## Aim of the exercise
Read the lines below. Copy out any that hold the string "verification".

[Stored data entries]
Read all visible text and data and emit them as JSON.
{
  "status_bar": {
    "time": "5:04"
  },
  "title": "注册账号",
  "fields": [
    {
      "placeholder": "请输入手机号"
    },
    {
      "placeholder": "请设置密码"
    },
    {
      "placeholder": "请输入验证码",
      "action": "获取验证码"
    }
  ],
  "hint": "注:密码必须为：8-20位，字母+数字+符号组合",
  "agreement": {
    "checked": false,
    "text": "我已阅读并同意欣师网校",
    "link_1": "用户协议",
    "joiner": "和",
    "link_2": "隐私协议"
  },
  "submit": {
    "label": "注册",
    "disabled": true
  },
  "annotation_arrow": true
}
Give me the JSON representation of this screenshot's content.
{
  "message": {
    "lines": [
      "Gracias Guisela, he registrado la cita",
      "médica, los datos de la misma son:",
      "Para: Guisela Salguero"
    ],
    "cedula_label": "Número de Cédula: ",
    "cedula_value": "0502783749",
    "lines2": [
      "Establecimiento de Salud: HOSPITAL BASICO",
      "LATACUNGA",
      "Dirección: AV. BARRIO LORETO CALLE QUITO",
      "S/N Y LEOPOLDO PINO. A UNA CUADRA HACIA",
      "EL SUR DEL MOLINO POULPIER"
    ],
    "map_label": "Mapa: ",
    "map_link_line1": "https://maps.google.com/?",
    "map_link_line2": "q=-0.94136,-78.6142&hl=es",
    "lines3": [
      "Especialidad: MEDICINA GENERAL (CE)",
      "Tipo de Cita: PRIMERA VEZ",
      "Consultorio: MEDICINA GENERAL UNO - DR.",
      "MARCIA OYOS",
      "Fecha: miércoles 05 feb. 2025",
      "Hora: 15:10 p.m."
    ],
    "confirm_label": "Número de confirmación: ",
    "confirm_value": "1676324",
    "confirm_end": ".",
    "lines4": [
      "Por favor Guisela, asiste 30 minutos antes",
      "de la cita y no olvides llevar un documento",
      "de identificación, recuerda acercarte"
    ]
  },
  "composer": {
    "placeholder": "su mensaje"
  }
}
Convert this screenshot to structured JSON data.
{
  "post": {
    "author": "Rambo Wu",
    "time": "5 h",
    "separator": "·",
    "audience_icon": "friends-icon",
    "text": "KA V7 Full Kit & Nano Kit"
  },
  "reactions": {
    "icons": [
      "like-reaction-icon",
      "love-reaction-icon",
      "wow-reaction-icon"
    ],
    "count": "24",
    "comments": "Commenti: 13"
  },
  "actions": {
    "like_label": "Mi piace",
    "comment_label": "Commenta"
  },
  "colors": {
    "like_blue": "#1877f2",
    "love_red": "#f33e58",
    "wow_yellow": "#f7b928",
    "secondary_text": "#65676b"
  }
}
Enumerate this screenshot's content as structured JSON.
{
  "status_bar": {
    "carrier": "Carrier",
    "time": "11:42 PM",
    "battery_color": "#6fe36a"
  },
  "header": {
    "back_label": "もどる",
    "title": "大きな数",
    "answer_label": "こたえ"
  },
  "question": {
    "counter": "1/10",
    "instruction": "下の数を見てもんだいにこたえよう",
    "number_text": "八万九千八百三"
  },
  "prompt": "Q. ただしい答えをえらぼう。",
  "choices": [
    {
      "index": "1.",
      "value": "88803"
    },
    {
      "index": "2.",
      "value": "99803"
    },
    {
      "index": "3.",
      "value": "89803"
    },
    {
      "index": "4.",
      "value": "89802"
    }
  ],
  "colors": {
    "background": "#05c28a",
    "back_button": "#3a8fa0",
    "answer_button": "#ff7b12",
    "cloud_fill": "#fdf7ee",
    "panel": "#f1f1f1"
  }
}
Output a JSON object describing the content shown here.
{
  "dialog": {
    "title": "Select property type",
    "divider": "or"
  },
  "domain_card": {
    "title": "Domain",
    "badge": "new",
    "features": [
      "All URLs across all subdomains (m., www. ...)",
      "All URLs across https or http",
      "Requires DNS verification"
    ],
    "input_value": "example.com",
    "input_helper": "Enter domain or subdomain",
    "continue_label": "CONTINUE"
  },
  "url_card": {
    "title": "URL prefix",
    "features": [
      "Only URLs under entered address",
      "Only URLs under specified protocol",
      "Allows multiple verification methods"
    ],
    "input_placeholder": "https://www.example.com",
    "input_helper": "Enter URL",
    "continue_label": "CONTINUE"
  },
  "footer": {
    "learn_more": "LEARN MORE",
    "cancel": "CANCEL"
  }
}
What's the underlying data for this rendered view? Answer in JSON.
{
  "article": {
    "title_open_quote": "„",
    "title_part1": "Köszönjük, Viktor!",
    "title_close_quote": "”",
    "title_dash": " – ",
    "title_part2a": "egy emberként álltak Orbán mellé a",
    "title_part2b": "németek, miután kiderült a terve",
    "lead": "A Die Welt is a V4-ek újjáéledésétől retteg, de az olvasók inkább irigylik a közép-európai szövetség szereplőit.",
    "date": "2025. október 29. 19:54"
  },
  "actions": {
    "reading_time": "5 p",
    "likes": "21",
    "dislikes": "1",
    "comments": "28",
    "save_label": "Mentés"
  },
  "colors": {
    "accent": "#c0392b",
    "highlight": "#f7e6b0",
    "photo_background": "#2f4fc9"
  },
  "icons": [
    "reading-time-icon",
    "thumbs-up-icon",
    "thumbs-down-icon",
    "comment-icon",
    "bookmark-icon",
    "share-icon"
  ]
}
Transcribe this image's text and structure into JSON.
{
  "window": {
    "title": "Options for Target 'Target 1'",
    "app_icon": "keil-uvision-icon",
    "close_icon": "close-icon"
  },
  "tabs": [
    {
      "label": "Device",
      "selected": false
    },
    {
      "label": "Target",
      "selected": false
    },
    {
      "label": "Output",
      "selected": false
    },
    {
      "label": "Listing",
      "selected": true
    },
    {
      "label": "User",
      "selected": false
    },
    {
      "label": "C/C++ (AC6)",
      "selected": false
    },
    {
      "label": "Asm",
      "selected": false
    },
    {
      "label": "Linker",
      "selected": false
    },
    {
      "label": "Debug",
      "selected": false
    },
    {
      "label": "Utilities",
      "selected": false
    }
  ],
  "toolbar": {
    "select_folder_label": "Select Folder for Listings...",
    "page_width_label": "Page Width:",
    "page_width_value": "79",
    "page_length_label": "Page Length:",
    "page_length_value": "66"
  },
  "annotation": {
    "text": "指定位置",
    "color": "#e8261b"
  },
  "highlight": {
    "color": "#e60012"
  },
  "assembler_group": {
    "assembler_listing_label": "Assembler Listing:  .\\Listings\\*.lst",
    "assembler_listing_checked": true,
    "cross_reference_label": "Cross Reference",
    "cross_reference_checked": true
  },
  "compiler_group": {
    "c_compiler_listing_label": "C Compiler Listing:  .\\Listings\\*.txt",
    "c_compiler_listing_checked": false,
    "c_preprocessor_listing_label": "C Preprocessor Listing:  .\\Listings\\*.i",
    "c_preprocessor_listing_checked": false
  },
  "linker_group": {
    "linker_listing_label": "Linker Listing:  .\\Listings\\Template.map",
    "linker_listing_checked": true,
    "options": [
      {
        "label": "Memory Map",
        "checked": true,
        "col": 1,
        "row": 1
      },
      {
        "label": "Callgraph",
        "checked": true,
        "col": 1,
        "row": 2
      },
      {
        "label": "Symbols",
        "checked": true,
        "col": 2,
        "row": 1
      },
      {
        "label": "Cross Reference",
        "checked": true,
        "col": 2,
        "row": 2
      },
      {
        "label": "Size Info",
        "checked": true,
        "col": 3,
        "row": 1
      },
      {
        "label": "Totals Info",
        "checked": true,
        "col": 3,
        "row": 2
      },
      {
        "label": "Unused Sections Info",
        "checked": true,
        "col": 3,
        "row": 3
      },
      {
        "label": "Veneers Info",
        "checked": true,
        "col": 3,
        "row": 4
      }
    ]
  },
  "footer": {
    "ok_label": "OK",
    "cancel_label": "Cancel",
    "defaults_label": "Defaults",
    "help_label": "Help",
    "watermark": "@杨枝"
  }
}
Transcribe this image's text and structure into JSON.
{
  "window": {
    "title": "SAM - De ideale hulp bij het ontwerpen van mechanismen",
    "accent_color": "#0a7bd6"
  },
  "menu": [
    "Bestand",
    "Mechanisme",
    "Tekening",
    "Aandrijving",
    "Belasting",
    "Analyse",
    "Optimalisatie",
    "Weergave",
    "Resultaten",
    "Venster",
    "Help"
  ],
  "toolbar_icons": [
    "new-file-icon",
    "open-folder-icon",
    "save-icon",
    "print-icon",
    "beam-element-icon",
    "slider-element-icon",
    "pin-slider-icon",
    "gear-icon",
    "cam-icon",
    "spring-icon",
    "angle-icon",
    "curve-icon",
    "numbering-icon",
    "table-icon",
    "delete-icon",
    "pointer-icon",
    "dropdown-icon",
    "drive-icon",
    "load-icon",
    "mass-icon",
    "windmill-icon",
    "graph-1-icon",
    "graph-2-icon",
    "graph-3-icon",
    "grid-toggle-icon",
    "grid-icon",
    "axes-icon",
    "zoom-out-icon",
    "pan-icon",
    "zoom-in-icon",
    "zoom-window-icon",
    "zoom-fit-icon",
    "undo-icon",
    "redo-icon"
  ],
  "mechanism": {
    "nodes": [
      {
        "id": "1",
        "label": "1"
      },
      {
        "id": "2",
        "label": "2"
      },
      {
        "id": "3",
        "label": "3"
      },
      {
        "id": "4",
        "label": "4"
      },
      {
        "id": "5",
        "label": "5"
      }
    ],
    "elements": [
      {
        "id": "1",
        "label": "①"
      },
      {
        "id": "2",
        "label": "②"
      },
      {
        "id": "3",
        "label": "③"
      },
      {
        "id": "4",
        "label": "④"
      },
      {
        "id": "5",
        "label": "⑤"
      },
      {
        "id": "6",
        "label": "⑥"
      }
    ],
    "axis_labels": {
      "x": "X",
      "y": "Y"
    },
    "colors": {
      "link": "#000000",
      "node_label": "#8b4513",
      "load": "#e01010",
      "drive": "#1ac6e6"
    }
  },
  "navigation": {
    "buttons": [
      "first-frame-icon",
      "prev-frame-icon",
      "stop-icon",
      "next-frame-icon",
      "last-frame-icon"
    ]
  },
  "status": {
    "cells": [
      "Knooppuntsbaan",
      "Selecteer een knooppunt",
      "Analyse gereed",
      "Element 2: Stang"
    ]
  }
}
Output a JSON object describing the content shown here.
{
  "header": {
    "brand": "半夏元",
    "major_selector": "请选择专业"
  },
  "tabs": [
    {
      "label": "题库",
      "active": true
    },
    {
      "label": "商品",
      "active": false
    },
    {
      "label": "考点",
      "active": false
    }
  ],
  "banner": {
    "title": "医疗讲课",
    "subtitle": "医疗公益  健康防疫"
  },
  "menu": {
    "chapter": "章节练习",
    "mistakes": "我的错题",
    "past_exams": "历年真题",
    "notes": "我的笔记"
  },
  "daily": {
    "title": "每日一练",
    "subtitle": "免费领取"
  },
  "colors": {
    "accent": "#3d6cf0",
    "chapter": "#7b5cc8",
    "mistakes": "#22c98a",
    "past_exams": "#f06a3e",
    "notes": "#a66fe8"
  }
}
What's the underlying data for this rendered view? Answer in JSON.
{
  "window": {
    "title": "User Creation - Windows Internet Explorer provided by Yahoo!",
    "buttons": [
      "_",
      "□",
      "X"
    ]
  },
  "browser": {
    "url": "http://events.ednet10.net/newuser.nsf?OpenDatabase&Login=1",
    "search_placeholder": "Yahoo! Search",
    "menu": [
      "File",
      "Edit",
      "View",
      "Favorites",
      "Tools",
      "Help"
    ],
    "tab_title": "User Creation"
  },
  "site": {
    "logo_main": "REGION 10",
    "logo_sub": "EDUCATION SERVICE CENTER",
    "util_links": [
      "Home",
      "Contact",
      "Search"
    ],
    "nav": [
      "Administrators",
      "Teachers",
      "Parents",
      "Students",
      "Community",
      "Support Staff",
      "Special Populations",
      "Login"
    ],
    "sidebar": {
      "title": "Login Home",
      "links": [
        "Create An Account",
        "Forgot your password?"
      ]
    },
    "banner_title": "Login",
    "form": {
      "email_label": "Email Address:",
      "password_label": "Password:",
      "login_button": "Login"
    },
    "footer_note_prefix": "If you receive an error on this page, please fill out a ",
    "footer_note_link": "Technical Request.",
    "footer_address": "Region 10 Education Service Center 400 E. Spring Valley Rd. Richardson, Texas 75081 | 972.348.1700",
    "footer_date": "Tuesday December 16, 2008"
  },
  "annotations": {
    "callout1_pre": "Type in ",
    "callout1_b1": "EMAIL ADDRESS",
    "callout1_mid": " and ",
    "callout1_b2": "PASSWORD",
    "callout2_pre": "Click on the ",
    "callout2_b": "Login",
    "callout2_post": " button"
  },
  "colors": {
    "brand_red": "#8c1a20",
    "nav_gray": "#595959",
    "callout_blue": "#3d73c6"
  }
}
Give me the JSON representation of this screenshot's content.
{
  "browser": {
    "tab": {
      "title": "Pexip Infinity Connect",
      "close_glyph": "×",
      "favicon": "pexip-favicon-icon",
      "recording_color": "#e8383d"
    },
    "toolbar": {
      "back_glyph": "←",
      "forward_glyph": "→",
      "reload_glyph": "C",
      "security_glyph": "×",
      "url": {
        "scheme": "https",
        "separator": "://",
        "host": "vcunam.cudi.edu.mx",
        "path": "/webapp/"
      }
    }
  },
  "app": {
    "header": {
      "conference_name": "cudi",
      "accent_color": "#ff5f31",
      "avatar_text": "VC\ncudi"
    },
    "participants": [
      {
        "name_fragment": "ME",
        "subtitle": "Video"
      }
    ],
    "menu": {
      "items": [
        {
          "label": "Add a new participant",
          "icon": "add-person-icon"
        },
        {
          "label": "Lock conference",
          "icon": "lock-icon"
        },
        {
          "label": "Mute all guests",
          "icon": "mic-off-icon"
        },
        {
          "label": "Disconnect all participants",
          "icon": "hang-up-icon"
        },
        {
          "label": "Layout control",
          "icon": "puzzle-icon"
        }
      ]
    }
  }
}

## Solution to the problem
      "Requires DNS verification"
      "Allows multiple verification methods"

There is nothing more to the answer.